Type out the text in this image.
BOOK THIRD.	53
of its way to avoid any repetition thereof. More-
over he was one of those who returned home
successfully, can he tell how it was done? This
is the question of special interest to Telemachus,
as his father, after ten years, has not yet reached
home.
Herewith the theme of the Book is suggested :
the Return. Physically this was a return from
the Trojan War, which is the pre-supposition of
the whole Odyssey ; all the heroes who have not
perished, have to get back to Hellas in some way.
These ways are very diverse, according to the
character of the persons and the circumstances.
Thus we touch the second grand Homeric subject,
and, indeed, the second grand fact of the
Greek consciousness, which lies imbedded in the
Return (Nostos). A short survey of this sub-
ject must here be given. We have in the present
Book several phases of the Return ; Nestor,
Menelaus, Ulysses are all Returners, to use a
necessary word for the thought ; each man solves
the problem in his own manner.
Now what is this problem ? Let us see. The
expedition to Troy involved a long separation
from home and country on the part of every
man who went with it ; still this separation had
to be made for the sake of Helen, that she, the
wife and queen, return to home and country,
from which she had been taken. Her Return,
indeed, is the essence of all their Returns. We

• • • • • • •

## [Written problem]
What is the number of lines in the listing that include the word "grand"? Give that number and nothing else.

## [Reply]
2